## [TASK INPUT]
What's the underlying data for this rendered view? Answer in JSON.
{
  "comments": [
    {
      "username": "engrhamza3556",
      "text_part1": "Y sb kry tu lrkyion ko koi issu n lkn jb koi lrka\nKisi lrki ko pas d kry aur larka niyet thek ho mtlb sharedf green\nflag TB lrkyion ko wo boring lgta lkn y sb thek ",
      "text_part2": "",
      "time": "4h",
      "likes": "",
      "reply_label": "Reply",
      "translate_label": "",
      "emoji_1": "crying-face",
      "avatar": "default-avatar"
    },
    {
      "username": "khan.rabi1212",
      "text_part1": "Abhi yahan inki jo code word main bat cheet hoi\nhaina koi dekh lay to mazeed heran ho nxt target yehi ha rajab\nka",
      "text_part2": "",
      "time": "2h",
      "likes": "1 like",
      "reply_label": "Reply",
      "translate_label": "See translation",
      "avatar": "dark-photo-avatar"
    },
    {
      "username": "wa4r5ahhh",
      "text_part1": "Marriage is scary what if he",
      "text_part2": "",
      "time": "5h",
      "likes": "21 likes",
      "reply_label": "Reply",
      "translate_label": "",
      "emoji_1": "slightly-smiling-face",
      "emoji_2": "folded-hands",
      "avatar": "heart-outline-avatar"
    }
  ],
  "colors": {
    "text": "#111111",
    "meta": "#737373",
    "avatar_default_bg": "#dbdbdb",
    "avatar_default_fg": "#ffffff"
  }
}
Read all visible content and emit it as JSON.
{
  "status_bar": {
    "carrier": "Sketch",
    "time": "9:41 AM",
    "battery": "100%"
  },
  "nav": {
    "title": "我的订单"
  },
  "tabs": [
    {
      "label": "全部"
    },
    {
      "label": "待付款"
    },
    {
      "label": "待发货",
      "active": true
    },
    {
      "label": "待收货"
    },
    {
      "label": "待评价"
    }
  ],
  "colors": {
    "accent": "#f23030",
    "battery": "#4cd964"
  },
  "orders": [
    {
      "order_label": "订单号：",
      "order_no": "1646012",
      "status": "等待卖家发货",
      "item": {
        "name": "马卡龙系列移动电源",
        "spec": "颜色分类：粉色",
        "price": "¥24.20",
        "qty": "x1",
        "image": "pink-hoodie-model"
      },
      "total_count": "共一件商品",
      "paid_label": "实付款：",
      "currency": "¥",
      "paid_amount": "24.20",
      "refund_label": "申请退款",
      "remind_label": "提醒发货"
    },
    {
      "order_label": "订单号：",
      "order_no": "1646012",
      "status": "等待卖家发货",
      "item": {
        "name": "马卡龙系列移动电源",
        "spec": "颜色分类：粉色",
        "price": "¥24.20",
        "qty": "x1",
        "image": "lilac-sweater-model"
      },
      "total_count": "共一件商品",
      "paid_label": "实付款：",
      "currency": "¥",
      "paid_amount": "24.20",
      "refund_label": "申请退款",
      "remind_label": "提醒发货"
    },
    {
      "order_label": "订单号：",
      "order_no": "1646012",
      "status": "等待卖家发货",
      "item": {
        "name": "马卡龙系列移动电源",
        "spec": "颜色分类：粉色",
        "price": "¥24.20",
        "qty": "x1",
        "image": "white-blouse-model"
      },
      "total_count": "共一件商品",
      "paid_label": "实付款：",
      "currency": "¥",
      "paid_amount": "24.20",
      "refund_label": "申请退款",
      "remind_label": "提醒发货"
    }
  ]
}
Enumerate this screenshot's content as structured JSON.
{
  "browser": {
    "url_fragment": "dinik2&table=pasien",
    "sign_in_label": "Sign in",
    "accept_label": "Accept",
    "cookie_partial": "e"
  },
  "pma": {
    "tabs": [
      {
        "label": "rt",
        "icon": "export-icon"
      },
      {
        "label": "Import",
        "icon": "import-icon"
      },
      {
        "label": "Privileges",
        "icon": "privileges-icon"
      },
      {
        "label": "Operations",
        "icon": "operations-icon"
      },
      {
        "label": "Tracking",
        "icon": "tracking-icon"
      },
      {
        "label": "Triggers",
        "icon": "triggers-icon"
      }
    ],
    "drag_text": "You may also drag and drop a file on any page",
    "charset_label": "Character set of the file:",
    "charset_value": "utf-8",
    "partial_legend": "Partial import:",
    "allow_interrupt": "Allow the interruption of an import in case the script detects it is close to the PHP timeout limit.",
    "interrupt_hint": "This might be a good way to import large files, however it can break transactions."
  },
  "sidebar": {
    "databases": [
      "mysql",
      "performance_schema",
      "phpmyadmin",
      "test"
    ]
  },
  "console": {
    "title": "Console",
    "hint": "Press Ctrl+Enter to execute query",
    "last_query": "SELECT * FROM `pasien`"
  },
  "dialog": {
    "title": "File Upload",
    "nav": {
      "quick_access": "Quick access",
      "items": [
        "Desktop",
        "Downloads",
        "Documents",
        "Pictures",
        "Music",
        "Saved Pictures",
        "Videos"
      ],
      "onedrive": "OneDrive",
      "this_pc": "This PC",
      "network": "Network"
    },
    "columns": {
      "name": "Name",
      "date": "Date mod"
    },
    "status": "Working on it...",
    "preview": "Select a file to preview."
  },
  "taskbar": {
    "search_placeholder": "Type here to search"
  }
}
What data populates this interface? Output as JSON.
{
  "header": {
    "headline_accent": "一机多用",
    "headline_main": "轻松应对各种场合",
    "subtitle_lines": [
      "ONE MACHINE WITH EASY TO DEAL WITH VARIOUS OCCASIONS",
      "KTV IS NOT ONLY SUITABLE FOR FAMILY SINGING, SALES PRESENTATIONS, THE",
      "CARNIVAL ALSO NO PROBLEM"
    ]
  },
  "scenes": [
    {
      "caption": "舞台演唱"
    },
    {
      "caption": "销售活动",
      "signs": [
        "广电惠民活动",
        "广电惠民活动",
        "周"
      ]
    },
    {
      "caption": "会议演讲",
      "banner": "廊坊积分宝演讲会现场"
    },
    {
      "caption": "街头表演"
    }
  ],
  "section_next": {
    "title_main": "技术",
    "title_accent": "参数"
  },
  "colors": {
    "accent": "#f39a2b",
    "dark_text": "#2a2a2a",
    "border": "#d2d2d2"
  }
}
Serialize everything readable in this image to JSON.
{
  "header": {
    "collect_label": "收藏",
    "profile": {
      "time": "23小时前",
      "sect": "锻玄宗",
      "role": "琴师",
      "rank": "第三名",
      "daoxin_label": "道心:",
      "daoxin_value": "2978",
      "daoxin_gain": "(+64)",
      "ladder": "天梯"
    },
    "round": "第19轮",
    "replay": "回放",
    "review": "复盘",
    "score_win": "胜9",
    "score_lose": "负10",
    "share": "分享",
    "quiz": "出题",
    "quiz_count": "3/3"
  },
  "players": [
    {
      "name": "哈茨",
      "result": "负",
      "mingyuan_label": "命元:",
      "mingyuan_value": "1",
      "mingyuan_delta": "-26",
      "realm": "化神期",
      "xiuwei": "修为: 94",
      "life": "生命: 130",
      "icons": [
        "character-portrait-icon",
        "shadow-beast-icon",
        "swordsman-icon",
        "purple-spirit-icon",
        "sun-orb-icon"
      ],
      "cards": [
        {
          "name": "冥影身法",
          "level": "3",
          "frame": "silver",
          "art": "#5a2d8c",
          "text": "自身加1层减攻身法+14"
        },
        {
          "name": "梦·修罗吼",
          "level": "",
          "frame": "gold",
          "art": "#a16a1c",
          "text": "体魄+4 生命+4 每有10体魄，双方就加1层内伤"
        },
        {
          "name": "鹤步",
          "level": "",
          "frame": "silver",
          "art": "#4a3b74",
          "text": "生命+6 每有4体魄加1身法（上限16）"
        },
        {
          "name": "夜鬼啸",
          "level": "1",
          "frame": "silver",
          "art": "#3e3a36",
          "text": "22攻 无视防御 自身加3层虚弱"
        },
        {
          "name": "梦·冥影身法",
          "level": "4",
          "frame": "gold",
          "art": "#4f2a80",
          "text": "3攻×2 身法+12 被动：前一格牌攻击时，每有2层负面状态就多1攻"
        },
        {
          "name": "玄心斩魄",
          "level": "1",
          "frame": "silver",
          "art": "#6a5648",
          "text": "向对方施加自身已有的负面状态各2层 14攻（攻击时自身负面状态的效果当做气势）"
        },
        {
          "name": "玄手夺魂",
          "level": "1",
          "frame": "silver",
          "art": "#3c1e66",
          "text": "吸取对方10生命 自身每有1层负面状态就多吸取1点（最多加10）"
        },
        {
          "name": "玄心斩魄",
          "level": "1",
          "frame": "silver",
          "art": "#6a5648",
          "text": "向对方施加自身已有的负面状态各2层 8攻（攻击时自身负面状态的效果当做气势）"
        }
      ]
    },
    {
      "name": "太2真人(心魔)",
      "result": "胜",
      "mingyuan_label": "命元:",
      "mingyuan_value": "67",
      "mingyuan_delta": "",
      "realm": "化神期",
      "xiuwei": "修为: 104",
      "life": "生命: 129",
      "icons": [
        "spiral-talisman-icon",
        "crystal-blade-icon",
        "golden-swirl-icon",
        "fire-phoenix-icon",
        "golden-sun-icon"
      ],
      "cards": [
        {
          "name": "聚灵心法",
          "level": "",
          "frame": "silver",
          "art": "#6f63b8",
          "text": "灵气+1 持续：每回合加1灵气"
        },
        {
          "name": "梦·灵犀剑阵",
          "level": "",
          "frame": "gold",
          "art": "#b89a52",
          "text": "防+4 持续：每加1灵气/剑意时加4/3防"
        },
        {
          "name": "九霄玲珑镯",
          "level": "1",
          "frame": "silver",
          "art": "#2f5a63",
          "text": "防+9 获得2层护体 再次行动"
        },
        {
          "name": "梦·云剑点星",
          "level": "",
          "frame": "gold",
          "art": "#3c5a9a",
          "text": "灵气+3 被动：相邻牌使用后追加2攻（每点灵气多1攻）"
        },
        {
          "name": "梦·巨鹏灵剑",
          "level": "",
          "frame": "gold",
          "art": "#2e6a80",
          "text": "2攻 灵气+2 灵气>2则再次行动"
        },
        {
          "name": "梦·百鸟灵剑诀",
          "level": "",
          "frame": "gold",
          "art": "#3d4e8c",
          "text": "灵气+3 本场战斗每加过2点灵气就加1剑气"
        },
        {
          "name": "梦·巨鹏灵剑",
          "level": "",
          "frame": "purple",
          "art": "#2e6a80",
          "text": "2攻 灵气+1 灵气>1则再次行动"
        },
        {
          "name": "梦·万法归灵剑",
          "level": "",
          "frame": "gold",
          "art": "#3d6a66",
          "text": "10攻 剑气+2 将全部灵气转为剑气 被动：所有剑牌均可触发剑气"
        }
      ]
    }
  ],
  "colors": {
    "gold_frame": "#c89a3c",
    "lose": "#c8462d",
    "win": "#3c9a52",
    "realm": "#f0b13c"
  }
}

## [THE REQUEST]
Pick out all the lines with the word "content" in them and copy them.

## [COMPLETE ANSWER]
Read all visible content and emit it as JSON.
Enumerate this screenshot's content as structured JSON.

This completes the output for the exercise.